### Data in this exercise

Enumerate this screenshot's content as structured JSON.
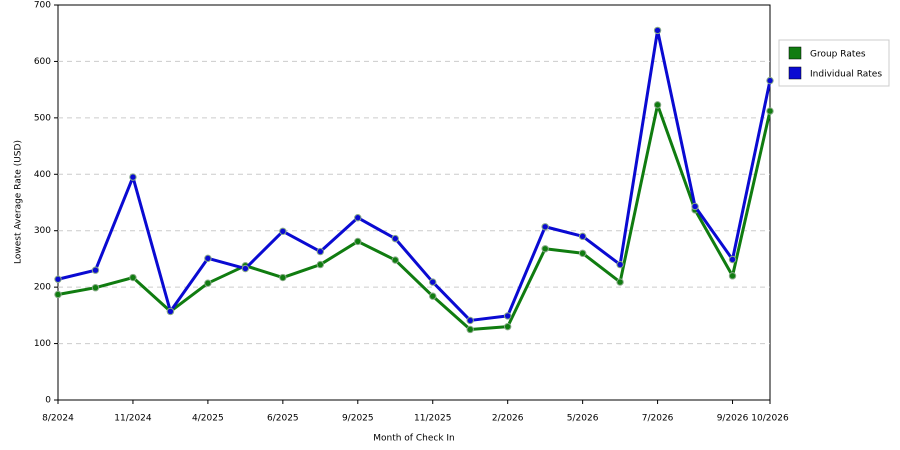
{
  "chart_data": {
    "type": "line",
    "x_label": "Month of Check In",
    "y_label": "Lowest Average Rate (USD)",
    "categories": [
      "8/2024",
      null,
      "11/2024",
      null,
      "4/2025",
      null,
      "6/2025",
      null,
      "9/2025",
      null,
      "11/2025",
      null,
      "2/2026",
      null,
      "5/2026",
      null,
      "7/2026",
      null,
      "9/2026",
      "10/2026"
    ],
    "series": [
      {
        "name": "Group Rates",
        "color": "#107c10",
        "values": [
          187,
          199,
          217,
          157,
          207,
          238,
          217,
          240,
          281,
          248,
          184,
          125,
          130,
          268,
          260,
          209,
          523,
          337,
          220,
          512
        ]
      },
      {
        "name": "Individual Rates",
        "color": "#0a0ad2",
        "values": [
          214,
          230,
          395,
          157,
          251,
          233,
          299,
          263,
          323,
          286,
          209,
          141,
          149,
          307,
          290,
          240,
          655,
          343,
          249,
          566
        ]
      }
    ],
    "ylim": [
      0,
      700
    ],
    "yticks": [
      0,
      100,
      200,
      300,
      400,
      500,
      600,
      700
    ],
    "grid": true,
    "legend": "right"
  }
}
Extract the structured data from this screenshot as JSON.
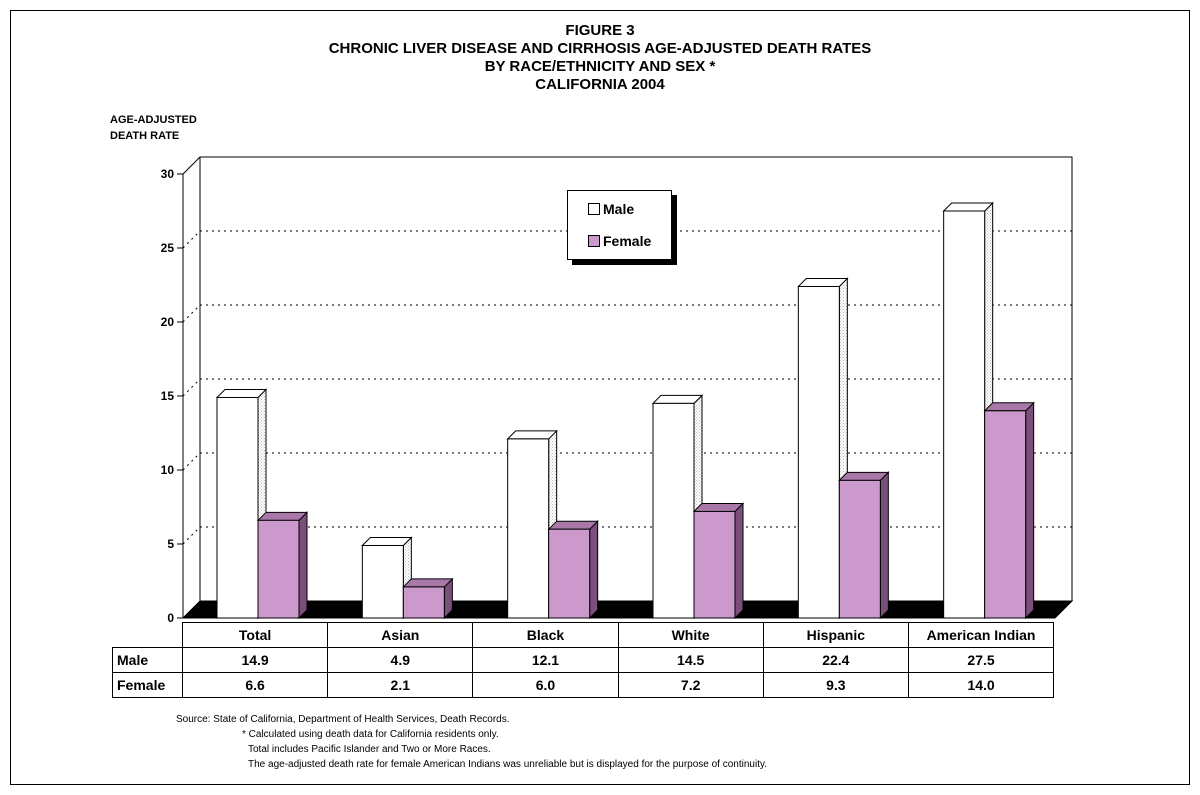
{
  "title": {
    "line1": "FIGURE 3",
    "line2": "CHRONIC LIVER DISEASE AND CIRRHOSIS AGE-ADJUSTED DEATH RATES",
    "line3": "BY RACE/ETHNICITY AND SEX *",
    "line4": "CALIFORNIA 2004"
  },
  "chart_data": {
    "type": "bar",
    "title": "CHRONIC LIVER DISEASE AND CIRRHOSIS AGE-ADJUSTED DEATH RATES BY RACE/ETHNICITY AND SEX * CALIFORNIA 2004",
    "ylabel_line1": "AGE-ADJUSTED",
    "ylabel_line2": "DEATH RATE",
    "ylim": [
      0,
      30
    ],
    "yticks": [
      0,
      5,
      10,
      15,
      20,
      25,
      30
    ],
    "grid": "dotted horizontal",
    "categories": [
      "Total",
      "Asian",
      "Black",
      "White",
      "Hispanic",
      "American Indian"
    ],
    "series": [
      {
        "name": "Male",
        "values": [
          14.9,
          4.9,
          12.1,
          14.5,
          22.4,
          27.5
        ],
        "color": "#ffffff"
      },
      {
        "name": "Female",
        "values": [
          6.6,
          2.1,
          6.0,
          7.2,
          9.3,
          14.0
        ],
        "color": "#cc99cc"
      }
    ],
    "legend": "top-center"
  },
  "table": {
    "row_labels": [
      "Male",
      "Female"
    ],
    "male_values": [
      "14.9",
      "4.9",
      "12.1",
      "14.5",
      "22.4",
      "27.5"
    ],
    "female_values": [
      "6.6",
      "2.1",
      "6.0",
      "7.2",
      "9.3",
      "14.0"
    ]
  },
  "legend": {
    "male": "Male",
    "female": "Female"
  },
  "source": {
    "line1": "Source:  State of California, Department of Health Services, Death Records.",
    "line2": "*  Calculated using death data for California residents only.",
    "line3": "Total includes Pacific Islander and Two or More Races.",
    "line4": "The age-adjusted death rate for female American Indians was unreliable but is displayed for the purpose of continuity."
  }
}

==

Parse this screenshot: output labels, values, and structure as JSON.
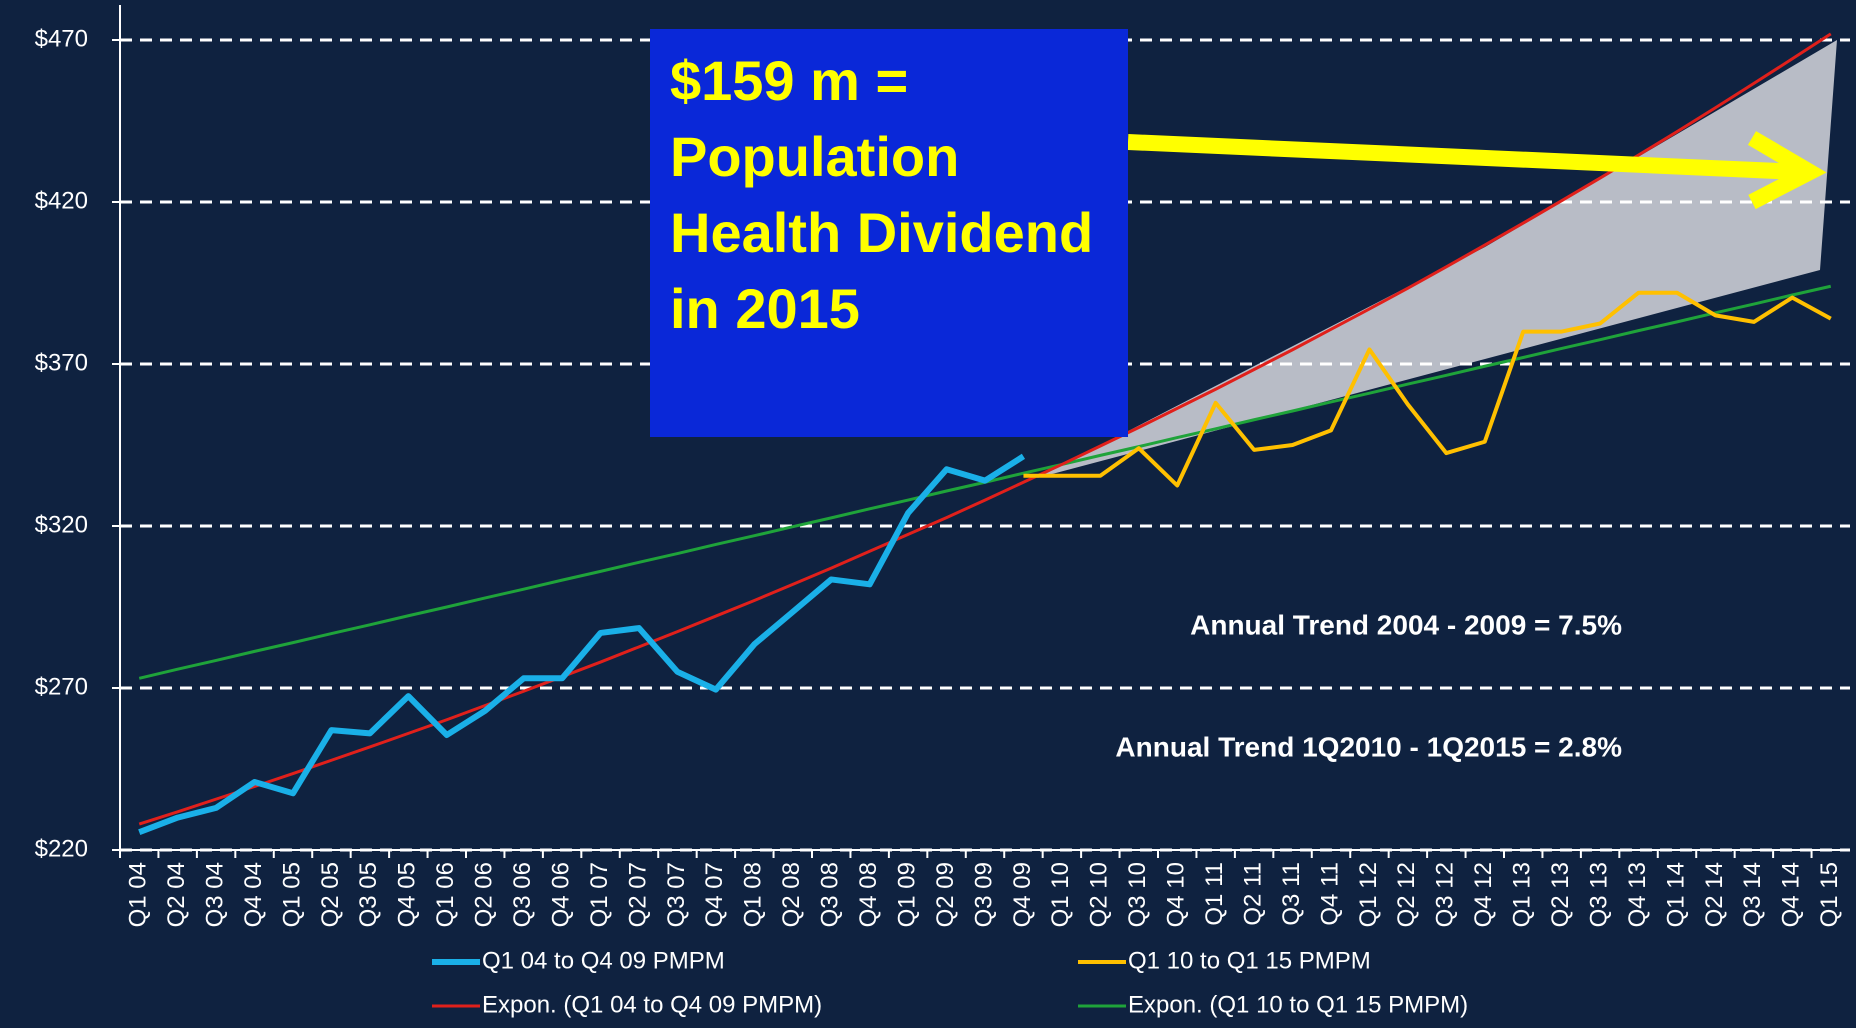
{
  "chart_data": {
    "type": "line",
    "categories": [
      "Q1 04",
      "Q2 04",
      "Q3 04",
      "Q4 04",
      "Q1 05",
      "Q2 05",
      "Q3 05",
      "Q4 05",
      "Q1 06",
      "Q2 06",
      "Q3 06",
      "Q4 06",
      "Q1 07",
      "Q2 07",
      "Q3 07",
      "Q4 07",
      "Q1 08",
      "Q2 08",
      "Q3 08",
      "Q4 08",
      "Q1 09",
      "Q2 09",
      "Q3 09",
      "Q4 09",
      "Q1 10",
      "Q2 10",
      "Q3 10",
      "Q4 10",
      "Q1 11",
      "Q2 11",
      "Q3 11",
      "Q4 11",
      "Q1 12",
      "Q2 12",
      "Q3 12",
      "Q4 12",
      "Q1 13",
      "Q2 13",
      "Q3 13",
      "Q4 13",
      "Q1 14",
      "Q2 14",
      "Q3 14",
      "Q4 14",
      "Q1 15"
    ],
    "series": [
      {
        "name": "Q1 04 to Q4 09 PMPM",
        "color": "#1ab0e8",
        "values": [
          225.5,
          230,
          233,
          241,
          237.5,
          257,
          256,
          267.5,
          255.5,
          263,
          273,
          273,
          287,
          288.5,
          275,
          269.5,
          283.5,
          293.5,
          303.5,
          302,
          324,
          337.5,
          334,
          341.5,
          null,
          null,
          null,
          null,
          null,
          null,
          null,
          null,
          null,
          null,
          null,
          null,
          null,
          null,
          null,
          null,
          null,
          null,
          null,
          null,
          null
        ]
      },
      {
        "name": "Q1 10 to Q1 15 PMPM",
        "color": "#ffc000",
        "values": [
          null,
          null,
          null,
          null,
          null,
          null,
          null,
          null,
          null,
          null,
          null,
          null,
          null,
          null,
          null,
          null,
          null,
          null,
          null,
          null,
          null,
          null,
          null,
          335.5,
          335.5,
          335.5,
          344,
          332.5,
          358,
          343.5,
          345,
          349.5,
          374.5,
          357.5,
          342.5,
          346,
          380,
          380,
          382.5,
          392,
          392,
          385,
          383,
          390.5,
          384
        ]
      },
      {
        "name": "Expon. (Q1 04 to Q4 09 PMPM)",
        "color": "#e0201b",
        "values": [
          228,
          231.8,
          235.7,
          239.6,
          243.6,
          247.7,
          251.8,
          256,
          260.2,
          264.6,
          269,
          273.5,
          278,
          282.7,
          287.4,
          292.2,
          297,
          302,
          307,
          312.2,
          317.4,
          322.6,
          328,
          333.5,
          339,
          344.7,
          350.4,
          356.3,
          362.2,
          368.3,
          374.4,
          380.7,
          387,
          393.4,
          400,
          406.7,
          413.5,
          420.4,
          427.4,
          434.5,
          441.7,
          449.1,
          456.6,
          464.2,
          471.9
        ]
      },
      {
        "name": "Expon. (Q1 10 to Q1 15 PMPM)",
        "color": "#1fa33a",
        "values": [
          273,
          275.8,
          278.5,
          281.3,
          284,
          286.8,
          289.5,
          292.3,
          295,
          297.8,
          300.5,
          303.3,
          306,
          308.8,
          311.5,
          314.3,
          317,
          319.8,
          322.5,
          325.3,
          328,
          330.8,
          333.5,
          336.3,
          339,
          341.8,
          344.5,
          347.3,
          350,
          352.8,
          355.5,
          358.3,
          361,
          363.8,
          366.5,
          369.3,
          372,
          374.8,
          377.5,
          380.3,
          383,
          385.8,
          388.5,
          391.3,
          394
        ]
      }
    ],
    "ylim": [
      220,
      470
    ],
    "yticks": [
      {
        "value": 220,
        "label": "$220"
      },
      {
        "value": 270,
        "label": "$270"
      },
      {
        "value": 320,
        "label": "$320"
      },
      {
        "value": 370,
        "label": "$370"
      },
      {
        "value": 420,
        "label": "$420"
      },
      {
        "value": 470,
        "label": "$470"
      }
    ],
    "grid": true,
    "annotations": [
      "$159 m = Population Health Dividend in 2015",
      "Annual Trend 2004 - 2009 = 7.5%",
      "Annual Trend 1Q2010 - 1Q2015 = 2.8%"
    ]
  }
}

### Task directions
Using the entries above, state how many lines include the word "title", with no other words.

### Correct result
2